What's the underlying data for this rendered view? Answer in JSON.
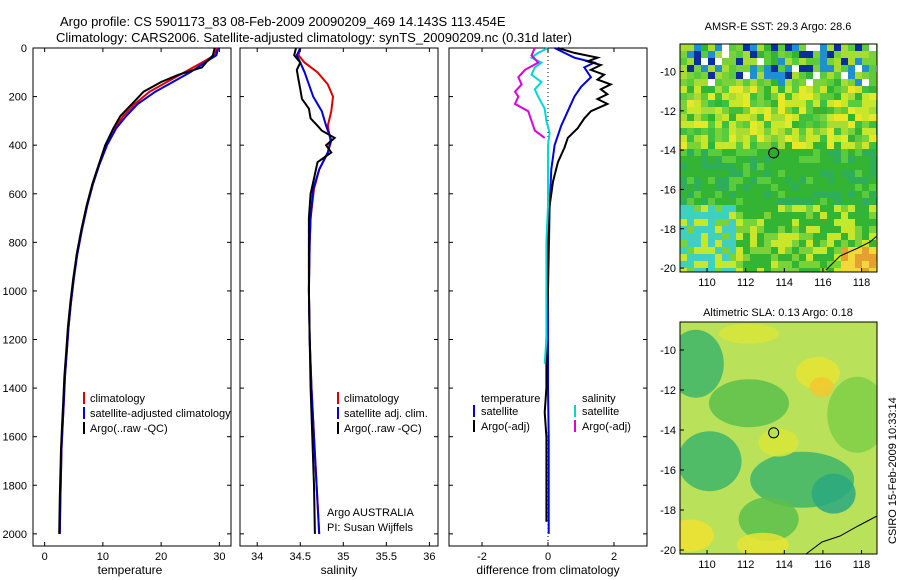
{
  "figure": {
    "title_line1": "Argo profile: CS 5901173_83 08-Feb-2009 20090209_469 14.143S 113.454E",
    "title_line2": "Climatology: CARS2006. Satellite-adjusted climatology: synTS_20090209.nc (0.31d later)",
    "footer": "CSIRO 15-Feb-2009 10:33:14"
  },
  "chart_data": [
    {
      "id": "temperature",
      "type": "line",
      "xlabel": "temperature",
      "xlim": [
        -2,
        32
      ],
      "xticks": [
        0,
        10,
        20,
        30
      ],
      "ylim": [
        2050,
        0
      ],
      "yticks": [
        0,
        200,
        400,
        600,
        800,
        1000,
        1200,
        1400,
        1600,
        1800,
        2000
      ],
      "legend": [
        "climatology",
        "satellite-adjusted climatology",
        "Argo(..raw -QC)"
      ],
      "series": [
        {
          "name": "climatology",
          "color": "#e00000",
          "points": [
            [
              29.6,
              0
            ],
            [
              29.2,
              30
            ],
            [
              27,
              60
            ],
            [
              24,
              100
            ],
            [
              21,
              140
            ],
            [
              18,
              180
            ],
            [
              15.5,
              230
            ],
            [
              13.5,
              280
            ],
            [
              12,
              330
            ],
            [
              10.5,
              400
            ],
            [
              9.3,
              480
            ],
            [
              8.2,
              560
            ],
            [
              7.2,
              650
            ],
            [
              6.3,
              750
            ],
            [
              5.5,
              850
            ],
            [
              5,
              950
            ],
            [
              4.5,
              1050
            ],
            [
              4.1,
              1150
            ],
            [
              3.8,
              1250
            ],
            [
              3.5,
              1350
            ],
            [
              3.3,
              1450
            ],
            [
              3.1,
              1550
            ],
            [
              2.9,
              1650
            ],
            [
              2.8,
              1750
            ],
            [
              2.7,
              1850
            ],
            [
              2.6,
              2000
            ]
          ]
        },
        {
          "name": "satellite",
          "color": "#0000e0",
          "points": [
            [
              29.8,
              0
            ],
            [
              29.5,
              30
            ],
            [
              27.5,
              60
            ],
            [
              25,
              100
            ],
            [
              22,
              140
            ],
            [
              19,
              180
            ],
            [
              16,
              230
            ],
            [
              14,
              280
            ],
            [
              12.3,
              330
            ],
            [
              10.7,
              400
            ],
            [
              9.4,
              480
            ],
            [
              8.3,
              560
            ],
            [
              7.3,
              650
            ],
            [
              6.4,
              750
            ],
            [
              5.6,
              850
            ],
            [
              5,
              950
            ],
            [
              4.5,
              1050
            ],
            [
              4.1,
              1150
            ],
            [
              3.8,
              1250
            ],
            [
              3.5,
              1350
            ],
            [
              3.3,
              1450
            ],
            [
              3.1,
              1550
            ],
            [
              2.9,
              1650
            ],
            [
              2.8,
              1750
            ],
            [
              2.7,
              1850
            ],
            [
              2.6,
              2000
            ]
          ]
        },
        {
          "name": "Argo",
          "color": "#000000",
          "points": [
            [
              29.2,
              0
            ],
            [
              28.9,
              30
            ],
            [
              27.9,
              55
            ],
            [
              27,
              80
            ],
            [
              23,
              110
            ],
            [
              20,
              140
            ],
            [
              17,
              180
            ],
            [
              15,
              230
            ],
            [
              13,
              280
            ],
            [
              11.8,
              330
            ],
            [
              10.4,
              400
            ],
            [
              9.3,
              480
            ],
            [
              8.2,
              560
            ],
            [
              7.2,
              650
            ],
            [
              6.3,
              750
            ],
            [
              5.5,
              850
            ],
            [
              4.9,
              950
            ],
            [
              4.4,
              1050
            ],
            [
              4,
              1150
            ],
            [
              3.7,
              1250
            ],
            [
              3.4,
              1350
            ],
            [
              3.2,
              1450
            ],
            [
              3,
              1550
            ],
            [
              2.8,
              1650
            ],
            [
              2.7,
              1750
            ],
            [
              2.6,
              1850
            ],
            [
              2.5,
              2000
            ]
          ]
        }
      ]
    },
    {
      "id": "salinity",
      "type": "line",
      "xlabel": "salinity",
      "xlim": [
        33.8,
        36.1
      ],
      "xticks": [
        34,
        34.5,
        35,
        35.5,
        36
      ],
      "xticklabels": [
        "34",
        "34.5",
        "35",
        "35.5",
        "36"
      ],
      "ylim": [
        2050,
        0
      ],
      "legend": [
        "climatology",
        "satellite adj. clim.",
        "Argo(..raw -QC)"
      ],
      "annotation": [
        "Argo AUSTRALIA",
        "PI: Susan Wijffels"
      ],
      "series": [
        {
          "name": "climatology",
          "color": "#e00000",
          "points": [
            [
              34.5,
              0
            ],
            [
              34.48,
              30
            ],
            [
              34.55,
              60
            ],
            [
              34.7,
              100
            ],
            [
              34.82,
              150
            ],
            [
              34.88,
              200
            ],
            [
              34.86,
              260
            ],
            [
              34.82,
              320
            ],
            [
              34.85,
              380
            ],
            [
              34.82,
              430
            ],
            [
              34.72,
              500
            ],
            [
              34.66,
              580
            ],
            [
              34.62,
              700
            ],
            [
              34.61,
              800
            ],
            [
              34.6,
              1000
            ],
            [
              34.61,
              1200
            ],
            [
              34.63,
              1400
            ],
            [
              34.66,
              1600
            ],
            [
              34.69,
              1800
            ],
            [
              34.72,
              2000
            ]
          ]
        },
        {
          "name": "satellite",
          "color": "#0000e0",
          "points": [
            [
              34.5,
              0
            ],
            [
              34.46,
              30
            ],
            [
              34.5,
              60
            ],
            [
              34.55,
              100
            ],
            [
              34.6,
              150
            ],
            [
              34.65,
              200
            ],
            [
              34.75,
              260
            ],
            [
              34.8,
              320
            ],
            [
              34.86,
              380
            ],
            [
              34.82,
              430
            ],
            [
              34.72,
              500
            ],
            [
              34.65,
              580
            ],
            [
              34.62,
              700
            ],
            [
              34.61,
              800
            ],
            [
              34.6,
              1000
            ],
            [
              34.61,
              1200
            ],
            [
              34.63,
              1400
            ],
            [
              34.66,
              1600
            ],
            [
              34.69,
              1800
            ],
            [
              34.72,
              2000
            ]
          ]
        },
        {
          "name": "Argo",
          "color": "#000000",
          "points": [
            [
              34.45,
              0
            ],
            [
              34.43,
              30
            ],
            [
              34.5,
              60
            ],
            [
              34.46,
              90
            ],
            [
              34.48,
              130
            ],
            [
              34.5,
              170
            ],
            [
              34.52,
              210
            ],
            [
              34.6,
              250
            ],
            [
              34.62,
              290
            ],
            [
              34.7,
              320
            ],
            [
              34.75,
              340
            ],
            [
              34.9,
              370
            ],
            [
              34.8,
              400
            ],
            [
              34.86,
              430
            ],
            [
              34.7,
              470
            ],
            [
              34.67,
              520
            ],
            [
              34.62,
              600
            ],
            [
              34.6,
              700
            ],
            [
              34.6,
              850
            ],
            [
              34.6,
              1000
            ],
            [
              34.61,
              1200
            ],
            [
              34.62,
              1400
            ],
            [
              34.64,
              1600
            ],
            [
              34.66,
              1800
            ],
            [
              34.67,
              2000
            ]
          ]
        }
      ]
    },
    {
      "id": "difference",
      "type": "line",
      "xlabel": "difference from climatology",
      "xlim": [
        -3,
        3
      ],
      "xticks": [
        -2,
        0,
        2
      ],
      "ylim": [
        2050,
        0
      ],
      "legend_left_header": "temperature",
      "legend_right_header": "salinity",
      "legend_left": [
        "satellite",
        "Argo(-adj)"
      ],
      "legend_right": [
        "satellite",
        "Argo(-adj)"
      ],
      "series": [
        {
          "name": "temp satellite",
          "color": "#0000e0",
          "points": [
            [
              0.2,
              0
            ],
            [
              0.5,
              20
            ],
            [
              0.8,
              40
            ],
            [
              1.4,
              60
            ],
            [
              1.1,
              80
            ],
            [
              1.3,
              120
            ],
            [
              1.0,
              160
            ],
            [
              0.8,
              200
            ],
            [
              0.6,
              260
            ],
            [
              0.4,
              320
            ],
            [
              0.2,
              400
            ],
            [
              0.1,
              500
            ],
            [
              0.05,
              650
            ],
            [
              0.03,
              800
            ],
            [
              0,
              1000
            ],
            [
              0,
              1200
            ],
            [
              0,
              1400
            ],
            [
              0.02,
              1600
            ],
            [
              0.02,
              1800
            ],
            [
              0.02,
              2000
            ]
          ]
        },
        {
          "name": "temp Argo",
          "color": "#000000",
          "points": [
            [
              0.3,
              0
            ],
            [
              0.8,
              20
            ],
            [
              1.5,
              40
            ],
            [
              1.2,
              55
            ],
            [
              1.6,
              70
            ],
            [
              1.3,
              90
            ],
            [
              1.7,
              110
            ],
            [
              1.5,
              130
            ],
            [
              1.9,
              150
            ],
            [
              1.6,
              170
            ],
            [
              1.8,
              190
            ],
            [
              1.5,
              210
            ],
            [
              1.8,
              230
            ],
            [
              1.3,
              260
            ],
            [
              1.1,
              290
            ],
            [
              0.9,
              330
            ],
            [
              0.6,
              370
            ],
            [
              0.5,
              410
            ],
            [
              0.3,
              470
            ],
            [
              0.15,
              550
            ],
            [
              0.05,
              650
            ],
            [
              0,
              800
            ],
            [
              0,
              1000
            ],
            [
              -0.05,
              1200
            ],
            [
              -0.05,
              1400
            ],
            [
              -0.1,
              1500
            ],
            [
              -0.05,
              1600
            ],
            [
              -0.05,
              1800
            ],
            [
              -0.05,
              1950
            ]
          ]
        },
        {
          "name": "sal satellite",
          "color": "#00d8d8",
          "points": [
            [
              0,
              0
            ],
            [
              -0.3,
              20
            ],
            [
              -0.5,
              40
            ],
            [
              -0.2,
              60
            ],
            [
              -0.4,
              80
            ],
            [
              -0.5,
              110
            ],
            [
              -0.2,
              140
            ],
            [
              -0.4,
              170
            ],
            [
              -0.3,
              200
            ],
            [
              -0.1,
              250
            ],
            [
              -0.05,
              300
            ],
            [
              0.05,
              350
            ],
            [
              0,
              400
            ],
            [
              0,
              450
            ],
            [
              0,
              500
            ],
            [
              0,
              550
            ],
            [
              0,
              650
            ],
            [
              -0.05,
              800
            ],
            [
              -0.05,
              1000
            ],
            [
              -0.05,
              1200
            ],
            [
              -0.1,
              1300
            ]
          ]
        },
        {
          "name": "sal Argo",
          "color": "#e000e0",
          "points": [
            [
              -0.4,
              0
            ],
            [
              -0.5,
              30
            ],
            [
              -0.3,
              60
            ],
            [
              -0.7,
              90
            ],
            [
              -0.9,
              120
            ],
            [
              -0.8,
              150
            ],
            [
              -1.0,
              180
            ],
            [
              -0.9,
              200
            ],
            [
              -1.0,
              230
            ],
            [
              -0.6,
              260
            ],
            [
              -0.5,
              300
            ],
            [
              -0.4,
              340
            ],
            [
              -0.1,
              370
            ]
          ]
        }
      ]
    },
    {
      "id": "sst_map",
      "type": "heatmap",
      "title": "AMSR-E SST: 29.3 Argo: 28.6",
      "xticks": [
        110,
        112,
        114,
        116,
        118
      ],
      "yticks": [
        -10,
        -12,
        -14,
        -16,
        -18,
        -20
      ],
      "marker": [
        113.45,
        -14.14
      ]
    },
    {
      "id": "sla_map",
      "type": "heatmap",
      "title": "Altimetric SLA: 0.13 Argo: 0.18",
      "xticks": [
        110,
        112,
        114,
        116,
        118
      ],
      "yticks": [
        -10,
        -12,
        -14,
        -16,
        -18,
        -20
      ],
      "marker": [
        113.45,
        -14.14
      ]
    }
  ]
}
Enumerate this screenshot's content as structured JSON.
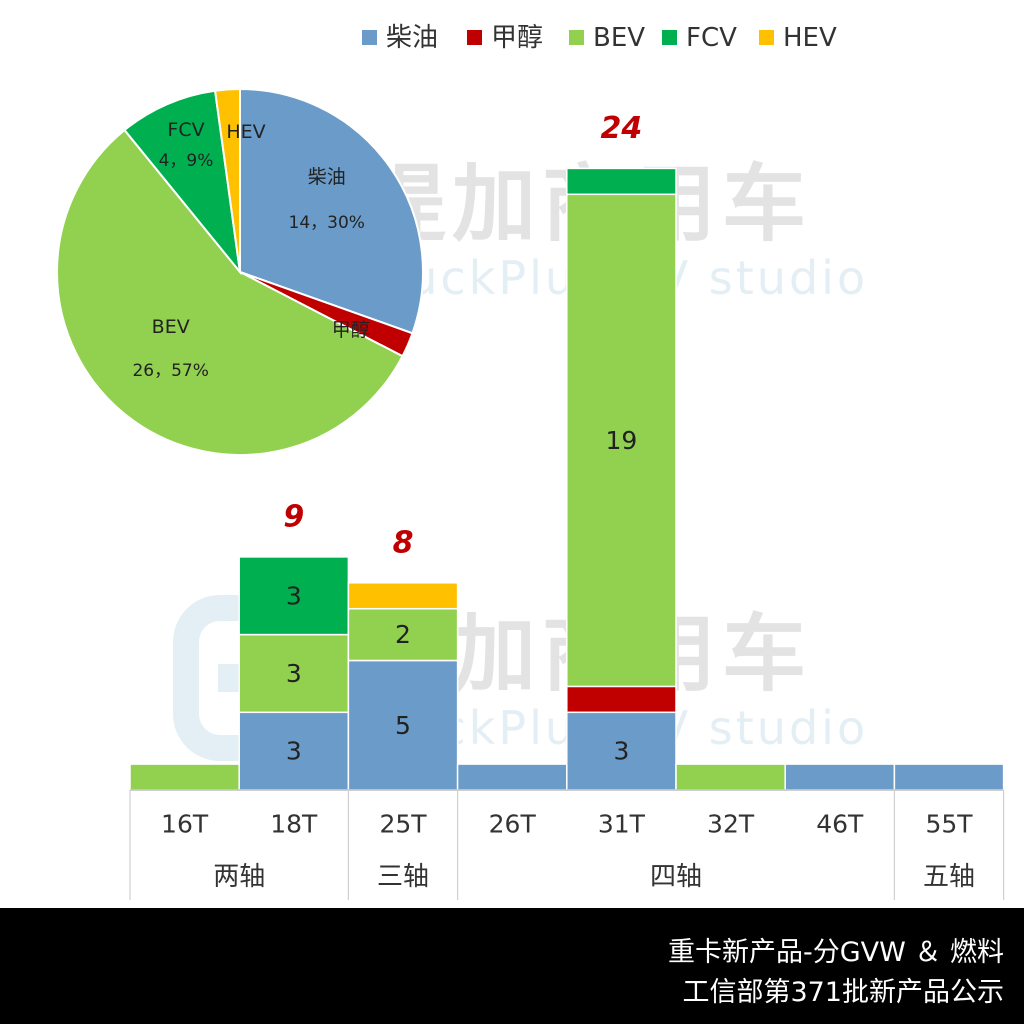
{
  "legend": [
    {
      "name": "柴油",
      "color": "#6A9BC9"
    },
    {
      "name": "甲醇",
      "color": "#C00000"
    },
    {
      "name": "BEV",
      "color": "#92D050"
    },
    {
      "name": "FCV",
      "color": "#00B050"
    },
    {
      "name": "HEV",
      "color": "#FFC000"
    }
  ],
  "watermark": {
    "brand_cn": "提加商用车",
    "brand_en": "TruckPlus CV studio"
  },
  "footer": {
    "line1": "重卡新产品-分GVW ＆ 燃料",
    "line2": "工信部第371批新产品公示"
  },
  "chart_data": [
    {
      "type": "pie",
      "slices": [
        {
          "name": "柴油",
          "value": 14,
          "label": "14，30%"
        },
        {
          "name": "甲醇",
          "value": 1,
          "label": ""
        },
        {
          "name": "BEV",
          "value": 26,
          "label": "26，57%"
        },
        {
          "name": "FCV",
          "value": 4,
          "label": "4，9%"
        },
        {
          "name": "HEV",
          "value": 1,
          "label": ""
        }
      ]
    },
    {
      "type": "bar",
      "stacked": true,
      "categories": [
        "16T",
        "18T",
        "25T",
        "26T",
        "31T",
        "32T",
        "46T",
        "55T"
      ],
      "groups": [
        {
          "label": "两轴",
          "start": 0,
          "end": 1
        },
        {
          "label": "三轴",
          "start": 2,
          "end": 2
        },
        {
          "label": "四轴",
          "start": 3,
          "end": 6
        },
        {
          "label": "五轴",
          "start": 7,
          "end": 7
        }
      ],
      "series": [
        {
          "name": "柴油",
          "values": [
            0,
            3,
            5,
            1,
            3,
            0,
            1,
            1
          ],
          "labels": [
            "",
            "3",
            "5",
            "",
            "3",
            "",
            "",
            ""
          ]
        },
        {
          "name": "甲醇",
          "values": [
            0,
            0,
            0,
            0,
            1,
            0,
            0,
            0
          ],
          "labels": [
            "",
            "",
            "",
            "",
            "",
            "",
            "",
            ""
          ]
        },
        {
          "name": "BEV",
          "values": [
            1,
            3,
            2,
            0,
            19,
            1,
            0,
            0
          ],
          "labels": [
            "",
            "3",
            "2",
            "",
            "19",
            "",
            "",
            ""
          ]
        },
        {
          "name": "FCV",
          "values": [
            0,
            3,
            0,
            0,
            1,
            0,
            0,
            0
          ],
          "labels": [
            "",
            "3",
            "",
            "",
            "",
            "",
            "",
            ""
          ]
        },
        {
          "name": "HEV",
          "values": [
            0,
            0,
            1,
            0,
            0,
            0,
            0,
            0
          ],
          "labels": [
            "",
            "",
            "",
            "",
            "",
            "",
            "",
            ""
          ]
        }
      ],
      "totals": [
        "",
        "9",
        "8",
        "",
        "24",
        "",
        "",
        ""
      ],
      "ylim": [
        0,
        24
      ]
    }
  ]
}
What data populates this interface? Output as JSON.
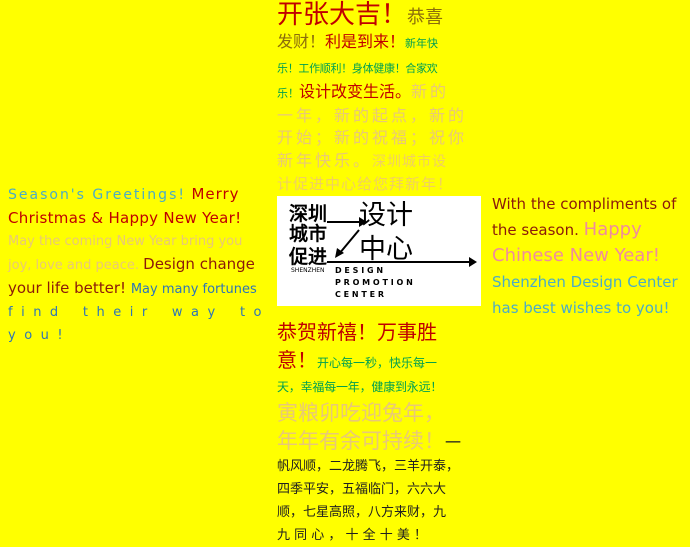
{
  "colors": {
    "background": "#FFFF00",
    "red": "#C00000",
    "orange": "#E36C09",
    "green": "#00A050",
    "blue": "#2E75B6",
    "light_blue": "#4BACC6",
    "pink": "#F08C9C",
    "purple": "#7F3F98"
  },
  "top": {
    "line1": "开张大吉！",
    "line1b": "恭喜",
    "line2a": "发财！",
    "line2b": "利是到来！",
    "line2c": "新年快",
    "line3a": "乐！工作顺利！身体健康！合家欢",
    "line4a": "乐！",
    "line4b": "设计改变生活。",
    "line4c": "新的",
    "line5": "一年，新的起点，新的",
    "line6": "开始；新的祝福；祝你",
    "line7a": "新年快乐。",
    "line7b": "深圳城市设",
    "line8": "计促进中心给您拜新年！"
  },
  "left": {
    "greet_a": "Season's Greetings!",
    "greet_b": "Merry",
    "greet_c": "Christmas & Happy New Year!",
    "may_a": "May the coming New Year bring you",
    "may_b": "joy, love and peace.",
    "may_c": "Design change",
    "life_a": "your life better!",
    "life_b": "May many fortunes",
    "find": "find their way to you!"
  },
  "logo": {
    "cn_left_1": "深圳",
    "cn_left_2": "城市",
    "cn_left_3": "促进",
    "cn_right_1": "设计",
    "cn_right_2": "中心",
    "en_small": "SHENZHEN",
    "en_1": "D E S I G N",
    "en_2": "P R O M O T I O N",
    "en_3": "C E N T E R"
  },
  "right": {
    "l1": "With the compliments of",
    "l2a": "the season.",
    "l2b": "Happy",
    "l3": "Chinese New Year!",
    "l4": "Shenzhen Design Center",
    "l5": "has best wishes to you!"
  },
  "bottom": {
    "b1": "恭贺新禧！万事胜",
    "b2a": "意！",
    "b2b": "开心每一秒，快乐每一",
    "b3": "天，幸福每一年，健康到永远！",
    "b4": "寅粮卯吃迎兔年，",
    "b5a": "年年有余可持续！",
    "b5b": "一",
    "b6": "帆风顺，二龙腾飞，三羊开泰，",
    "b7": "四季平安，五福临门，六六大",
    "b8": "顺，七星高照，八方来财，九",
    "b9": "九 同 心 ， 十 全 十 美 ！"
  }
}
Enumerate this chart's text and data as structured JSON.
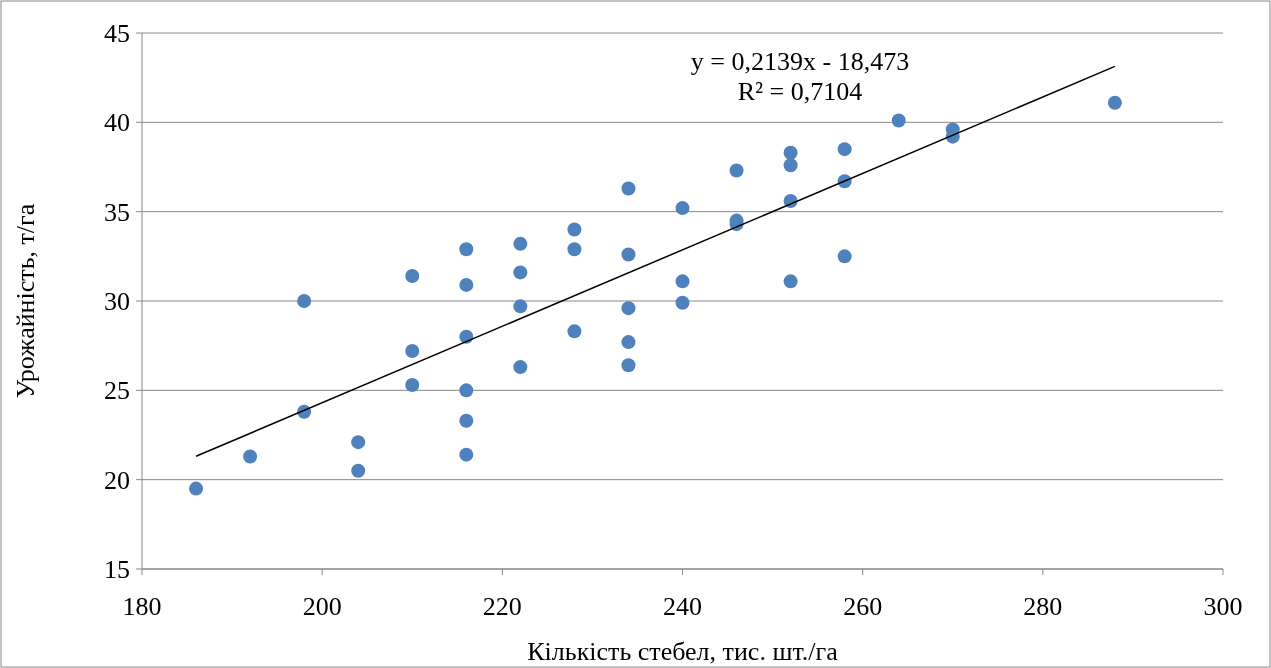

· · · · ·

* Task requirements:
Extract each line holding the word "this" from the records.

* Exercise response:
What's the underlying data for this rendered view? Answer in JSON.
Enumerate this screenshot's content as structured JSON.
What data populates this interface? Output as JSON.
Enumerate this chart's text and data as structured JSON.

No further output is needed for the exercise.